_PROBLEM DESCRIPTION_:
Which lines contain the string "aCanvas"? Please list every one of them.

_RECORDS FOR THE TASK_:
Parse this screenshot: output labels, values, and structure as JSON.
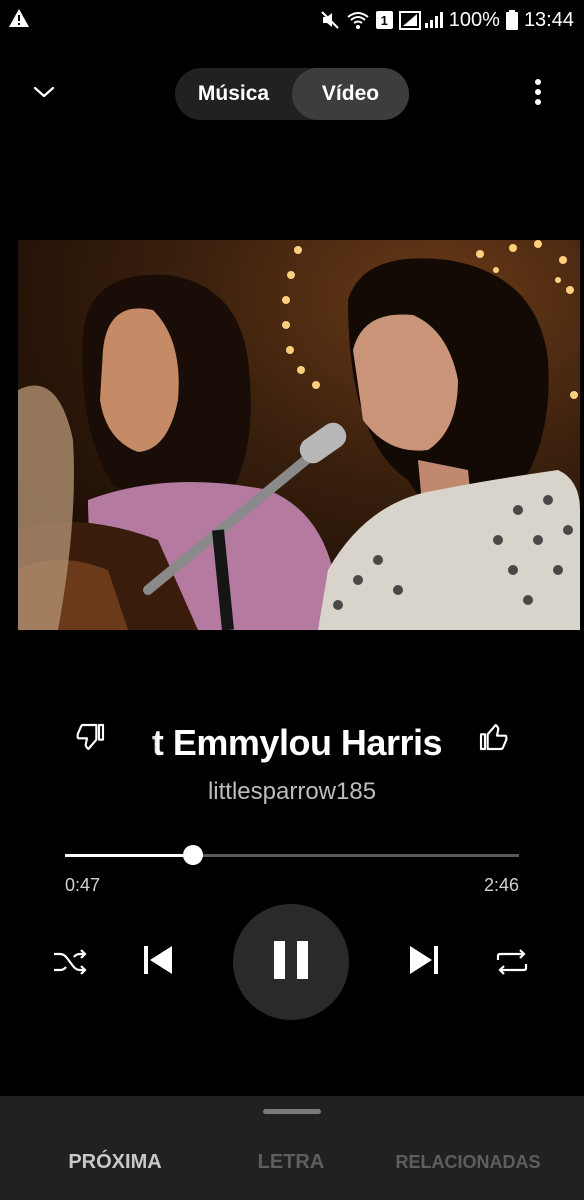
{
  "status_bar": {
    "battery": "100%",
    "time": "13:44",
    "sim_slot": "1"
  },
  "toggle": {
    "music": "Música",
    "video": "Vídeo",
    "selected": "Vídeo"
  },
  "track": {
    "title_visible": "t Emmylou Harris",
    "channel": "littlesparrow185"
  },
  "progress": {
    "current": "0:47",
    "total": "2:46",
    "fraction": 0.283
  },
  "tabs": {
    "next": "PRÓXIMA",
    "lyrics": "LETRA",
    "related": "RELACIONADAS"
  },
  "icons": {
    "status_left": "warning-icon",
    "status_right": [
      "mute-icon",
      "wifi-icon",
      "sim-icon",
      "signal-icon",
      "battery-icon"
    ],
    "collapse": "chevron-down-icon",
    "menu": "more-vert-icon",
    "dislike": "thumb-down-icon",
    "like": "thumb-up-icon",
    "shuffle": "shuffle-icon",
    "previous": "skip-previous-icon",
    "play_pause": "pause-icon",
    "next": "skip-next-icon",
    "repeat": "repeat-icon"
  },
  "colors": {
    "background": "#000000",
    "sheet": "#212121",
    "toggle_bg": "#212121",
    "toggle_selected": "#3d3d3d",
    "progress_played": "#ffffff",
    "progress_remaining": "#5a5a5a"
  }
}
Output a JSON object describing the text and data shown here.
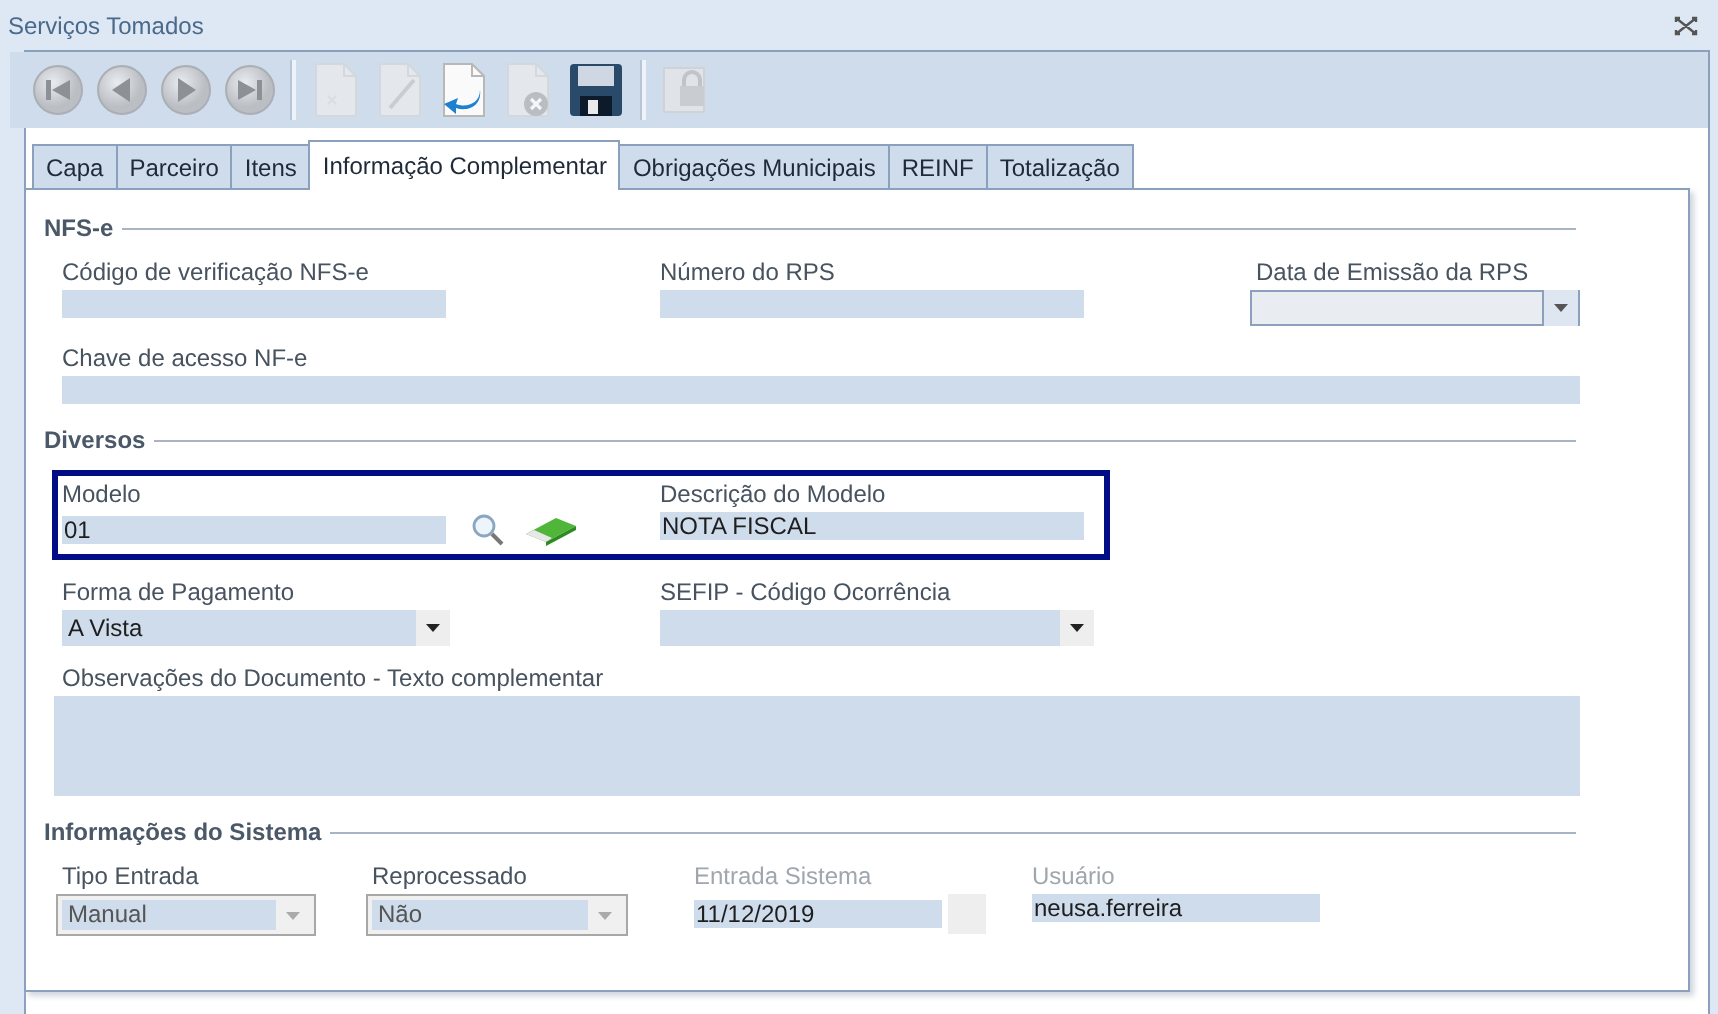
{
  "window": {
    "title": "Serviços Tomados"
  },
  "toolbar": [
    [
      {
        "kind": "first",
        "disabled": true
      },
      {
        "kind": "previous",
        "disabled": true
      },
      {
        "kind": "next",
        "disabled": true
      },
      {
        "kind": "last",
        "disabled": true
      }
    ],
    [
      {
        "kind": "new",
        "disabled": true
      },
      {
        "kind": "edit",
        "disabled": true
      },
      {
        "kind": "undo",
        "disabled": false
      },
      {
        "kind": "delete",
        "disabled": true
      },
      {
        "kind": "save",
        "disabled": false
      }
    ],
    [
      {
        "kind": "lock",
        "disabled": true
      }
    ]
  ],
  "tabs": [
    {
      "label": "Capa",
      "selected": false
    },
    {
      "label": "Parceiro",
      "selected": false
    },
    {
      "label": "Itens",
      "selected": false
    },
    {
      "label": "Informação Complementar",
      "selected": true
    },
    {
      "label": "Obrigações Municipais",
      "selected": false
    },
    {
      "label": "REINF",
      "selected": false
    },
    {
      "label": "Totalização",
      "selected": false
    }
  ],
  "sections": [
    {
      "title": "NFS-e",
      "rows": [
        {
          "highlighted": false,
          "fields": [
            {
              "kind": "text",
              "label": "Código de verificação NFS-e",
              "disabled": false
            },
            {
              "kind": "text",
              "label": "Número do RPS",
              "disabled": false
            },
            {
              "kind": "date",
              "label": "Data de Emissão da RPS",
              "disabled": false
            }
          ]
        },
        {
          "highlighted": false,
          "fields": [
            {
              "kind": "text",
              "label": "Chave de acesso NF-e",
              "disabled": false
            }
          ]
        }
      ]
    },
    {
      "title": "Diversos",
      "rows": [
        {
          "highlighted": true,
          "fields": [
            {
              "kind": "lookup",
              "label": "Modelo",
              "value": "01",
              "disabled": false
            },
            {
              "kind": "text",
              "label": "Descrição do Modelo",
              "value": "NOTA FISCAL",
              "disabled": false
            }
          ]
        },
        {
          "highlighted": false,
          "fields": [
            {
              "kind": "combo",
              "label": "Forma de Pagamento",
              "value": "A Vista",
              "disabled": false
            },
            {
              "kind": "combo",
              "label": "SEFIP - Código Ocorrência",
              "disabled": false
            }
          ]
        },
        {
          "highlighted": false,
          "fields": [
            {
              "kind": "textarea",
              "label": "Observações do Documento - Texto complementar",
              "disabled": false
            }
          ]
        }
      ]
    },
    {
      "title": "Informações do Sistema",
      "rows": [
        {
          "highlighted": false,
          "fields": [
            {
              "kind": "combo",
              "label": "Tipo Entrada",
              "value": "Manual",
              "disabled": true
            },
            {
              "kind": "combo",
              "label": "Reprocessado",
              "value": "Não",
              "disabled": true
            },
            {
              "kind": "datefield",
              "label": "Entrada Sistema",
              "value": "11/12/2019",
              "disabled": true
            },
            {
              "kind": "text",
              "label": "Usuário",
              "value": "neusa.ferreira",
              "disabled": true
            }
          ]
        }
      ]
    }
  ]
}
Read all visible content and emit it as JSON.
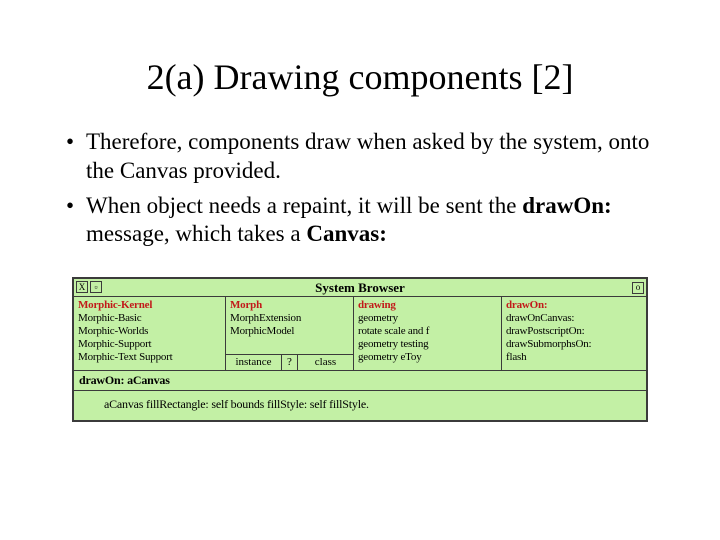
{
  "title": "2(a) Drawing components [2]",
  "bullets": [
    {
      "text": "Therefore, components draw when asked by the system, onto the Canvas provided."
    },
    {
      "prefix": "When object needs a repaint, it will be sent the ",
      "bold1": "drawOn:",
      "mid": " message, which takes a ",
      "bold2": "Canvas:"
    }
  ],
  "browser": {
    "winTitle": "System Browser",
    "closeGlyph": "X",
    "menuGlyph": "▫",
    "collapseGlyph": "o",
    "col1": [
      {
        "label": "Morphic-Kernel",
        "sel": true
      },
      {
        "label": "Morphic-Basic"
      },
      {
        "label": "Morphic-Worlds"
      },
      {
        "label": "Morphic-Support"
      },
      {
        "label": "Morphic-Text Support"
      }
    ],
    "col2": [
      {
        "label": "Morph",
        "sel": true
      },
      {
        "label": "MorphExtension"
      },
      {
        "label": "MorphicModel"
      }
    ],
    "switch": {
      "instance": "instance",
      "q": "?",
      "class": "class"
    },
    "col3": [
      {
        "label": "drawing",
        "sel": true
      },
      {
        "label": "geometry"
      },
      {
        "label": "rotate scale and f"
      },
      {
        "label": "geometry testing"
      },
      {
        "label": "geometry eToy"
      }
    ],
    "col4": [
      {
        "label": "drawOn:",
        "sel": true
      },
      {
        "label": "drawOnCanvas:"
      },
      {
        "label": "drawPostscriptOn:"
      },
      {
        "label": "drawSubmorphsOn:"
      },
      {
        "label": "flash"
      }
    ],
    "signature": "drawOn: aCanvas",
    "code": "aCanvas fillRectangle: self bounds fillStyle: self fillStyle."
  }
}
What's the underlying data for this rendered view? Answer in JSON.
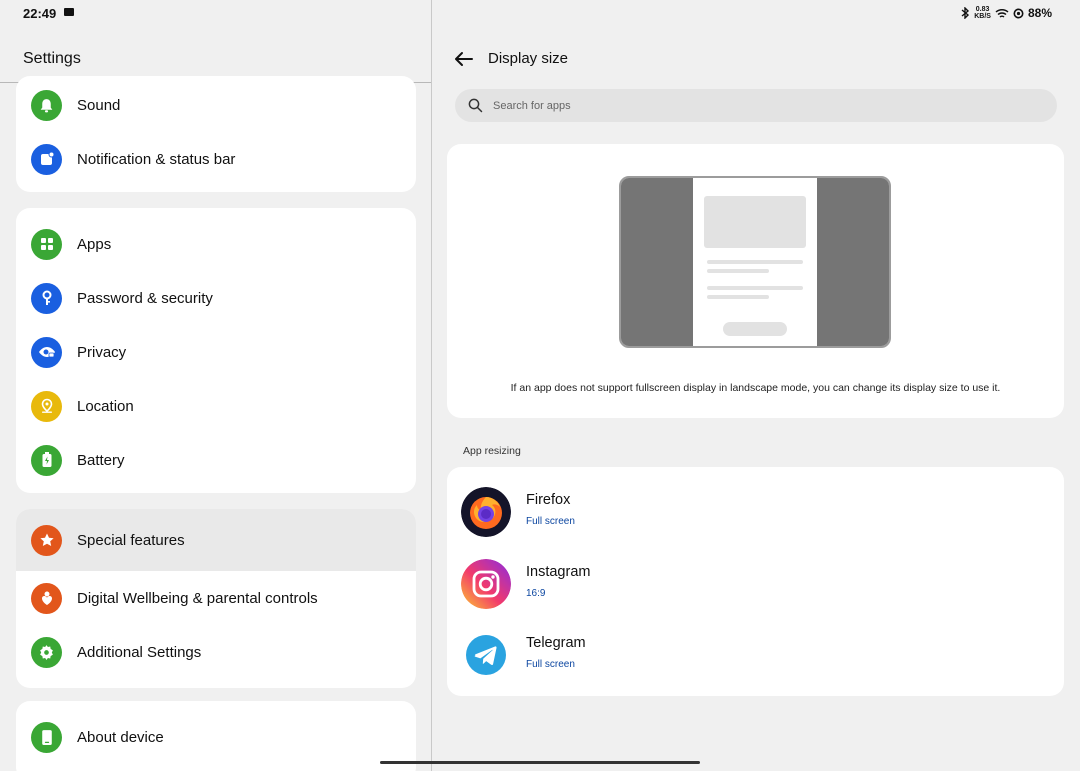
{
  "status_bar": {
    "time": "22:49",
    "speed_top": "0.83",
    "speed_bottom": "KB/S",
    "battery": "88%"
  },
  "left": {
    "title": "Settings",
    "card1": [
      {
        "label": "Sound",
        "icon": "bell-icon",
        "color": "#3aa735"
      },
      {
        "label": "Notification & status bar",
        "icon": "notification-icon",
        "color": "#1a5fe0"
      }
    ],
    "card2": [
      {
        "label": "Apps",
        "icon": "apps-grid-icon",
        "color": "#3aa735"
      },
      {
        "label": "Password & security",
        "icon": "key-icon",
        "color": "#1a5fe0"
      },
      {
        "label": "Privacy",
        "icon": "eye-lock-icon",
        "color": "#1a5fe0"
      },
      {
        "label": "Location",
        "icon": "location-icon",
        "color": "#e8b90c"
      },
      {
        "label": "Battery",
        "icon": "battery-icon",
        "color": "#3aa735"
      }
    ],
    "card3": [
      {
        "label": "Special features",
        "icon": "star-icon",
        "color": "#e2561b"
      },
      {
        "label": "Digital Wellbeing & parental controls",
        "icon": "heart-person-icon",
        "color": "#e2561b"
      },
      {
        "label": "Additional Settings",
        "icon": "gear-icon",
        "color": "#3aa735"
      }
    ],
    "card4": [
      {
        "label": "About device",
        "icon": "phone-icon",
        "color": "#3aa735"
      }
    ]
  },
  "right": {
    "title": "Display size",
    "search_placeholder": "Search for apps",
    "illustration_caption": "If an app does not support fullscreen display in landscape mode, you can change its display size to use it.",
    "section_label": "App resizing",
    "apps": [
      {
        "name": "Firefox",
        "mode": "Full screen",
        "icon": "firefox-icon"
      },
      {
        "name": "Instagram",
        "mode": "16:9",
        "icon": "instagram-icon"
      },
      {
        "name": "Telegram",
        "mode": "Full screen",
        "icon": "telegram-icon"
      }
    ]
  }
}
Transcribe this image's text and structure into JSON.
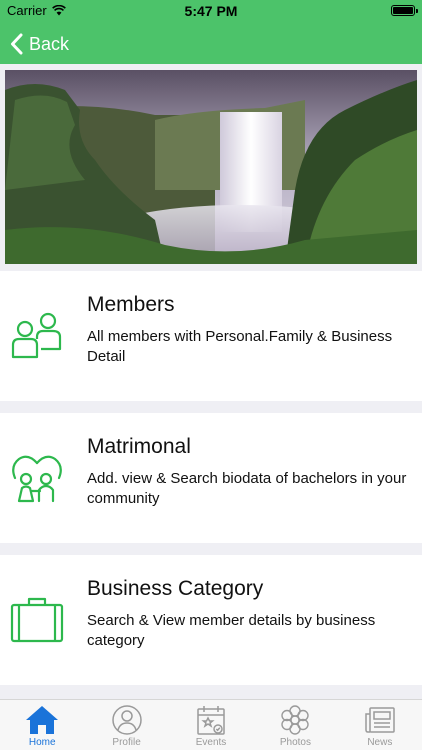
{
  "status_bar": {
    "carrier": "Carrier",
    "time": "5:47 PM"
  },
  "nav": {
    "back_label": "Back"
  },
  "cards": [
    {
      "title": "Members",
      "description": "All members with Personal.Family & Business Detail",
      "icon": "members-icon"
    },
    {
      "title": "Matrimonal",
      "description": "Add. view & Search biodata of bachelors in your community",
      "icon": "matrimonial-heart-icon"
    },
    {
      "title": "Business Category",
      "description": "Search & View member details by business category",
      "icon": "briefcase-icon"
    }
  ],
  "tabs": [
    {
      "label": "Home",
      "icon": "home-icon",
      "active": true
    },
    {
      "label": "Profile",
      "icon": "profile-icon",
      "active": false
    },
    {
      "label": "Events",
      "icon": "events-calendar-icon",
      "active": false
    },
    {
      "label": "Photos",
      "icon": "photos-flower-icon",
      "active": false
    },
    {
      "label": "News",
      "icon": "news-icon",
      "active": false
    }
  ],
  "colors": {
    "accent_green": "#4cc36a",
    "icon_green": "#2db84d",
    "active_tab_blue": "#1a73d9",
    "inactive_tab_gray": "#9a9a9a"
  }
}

_FINAL RESULT_:
    "signature": "drawOn: aCanvas",
    "code": "aCanvas fillRectangle: self bounds fillStyle: self fillStyle."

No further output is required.